**What to do**
Output every entry exactly as written, but omit the pictures.

__________

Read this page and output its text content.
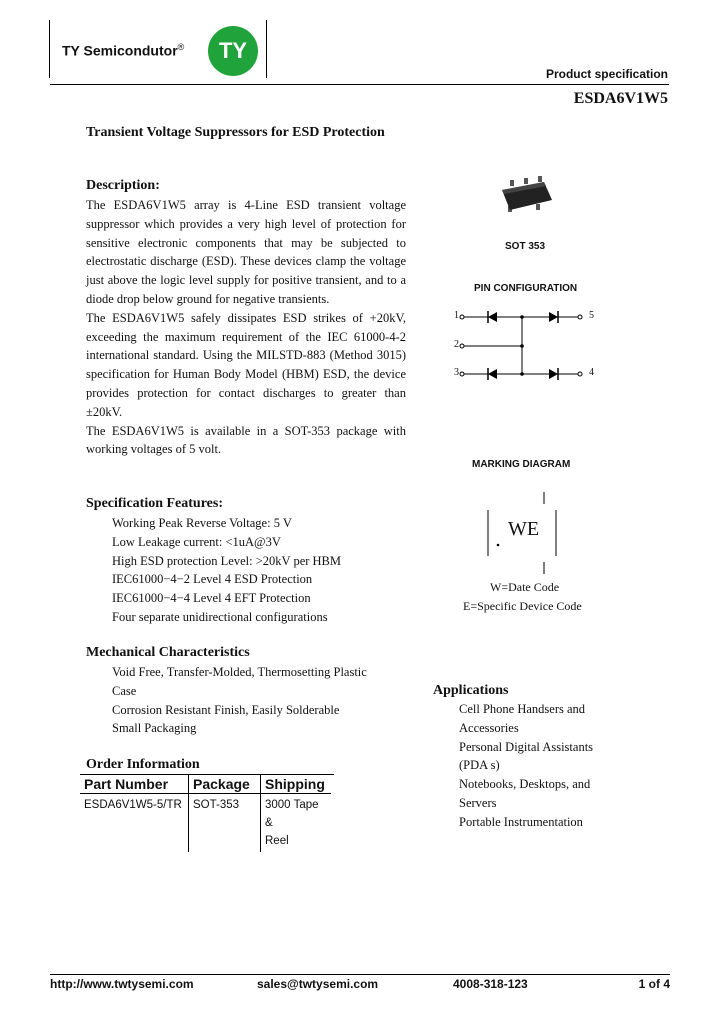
TY Semicondutor® TY
Product specification
ESDA6V1W5
Transient Voltage Suppressors for ESD Protection
Description:
The ESDA6V1W5 array is 4-Line ESD transient voltage suppressor which provides a very high level of protection for sensitive electronic components that may be subjected to electrostatic discharge (ESD). These devices clamp the voltage just above the logic level supply for positive transient, and to a diode drop below ground for negative transients.
The ESDA6V1W5 safely dissipates ESD strikes of +20kV, exceeding the maximum requirement of the IEC 61000-4-2 international standard. Using the MILSTD-883 (Method 3015) specification for Human Body Model (HBM) ESD, the device provides protection for contact discharges to greater than ±20kV.
The ESDA6V1W5 is available in a SOT-353 package with working voltages of 5 volt.
SOT 353
PIN CONFIGURATION
1
2
3
5
4
MARKING DIAGRAM
WE
W=Date Code
E=Specific Device Code
Specification Features:
Working Peak Reverse Voltage: 5 V
Low Leakage current: <1uA@3V
High ESD protection Level: >20kV per HBM
IEC61000−4−2 Level 4 ESD Protection
IEC61000−4−4 Level 4 EFT Protection
Four separate unidirectional configurations
Mechanical Characteristics
Void Free, Transfer-Molded, Thermosetting Plastic
Case
Corrosion Resistant Finish, Easily Solderable
Small Packaging
Order Information
Part Number	Package	Shipping
ESDA6V1W5-5/TR	SOT-353	3000 Tape &
Reel
Applications
Cell Phone Handsers and
Accessories
Personal Digital Assistants
(PDA s)
Notebooks, Desktops, and
Servers
Portable Instrumentation
http://www.twtysemi.com	sales@twtysemi.com	4008-318-123	1 of 4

__________

**Full answer**
Read this page and output its text content.
TY Semicondutor® TY
Product specification
ESDA6V1W5
Transient Voltage Suppressors for ESD Protection
Description:
The ESDA6V1W5 array is 4-Line ESD transient voltage suppressor which provides a very high level of protection for sensitive electronic components that may be subjected to electrostatic discharge (ESD). These devices clamp the voltage just above the logic level supply for positive transient, and to a diode drop below ground for negative transients.
The ESDA6V1W5 safely dissipates ESD strikes of +20kV, exceeding the maximum requirement of the IEC 61000-4-2 international standard. Using the MILSTD-883 (Method 3015) specification for Human Body Model (HBM) ESD, the device provides protection for contact discharges to greater than ±20kV.
The ESDA6V1W5 is available in a SOT-353 package with working voltages of 5 volt.
SOT 353
PIN CONFIGURATION
1
2
3
5
4
MARKING DIAGRAM
WE
W=Date Code
E=Specific Device Code
Specification Features:
Working Peak Reverse Voltage: 5 V
Low Leakage current: <1uA@3V
High ESD protection Level: >20kV per HBM
IEC61000−4−2 Level 4 ESD Protection
IEC61000−4−4 Level 4 EFT Protection
Four separate unidirectional configurations
Mechanical Characteristics
Void Free, Transfer-Molded, Thermosetting Plastic
Case
Corrosion Resistant Finish, Easily Solderable
Small Packaging
Order Information
Part Number	Package	Shipping
ESDA6V1W5-5/TR	SOT-353	3000 Tape &
Reel
Applications
Cell Phone Handsers and
Accessories
Personal Digital Assistants
(PDA s)
Notebooks, Desktops, and
Servers
Portable Instrumentation
http://www.twtysemi.com	sales@twtysemi.com	4008-318-123	1 of 4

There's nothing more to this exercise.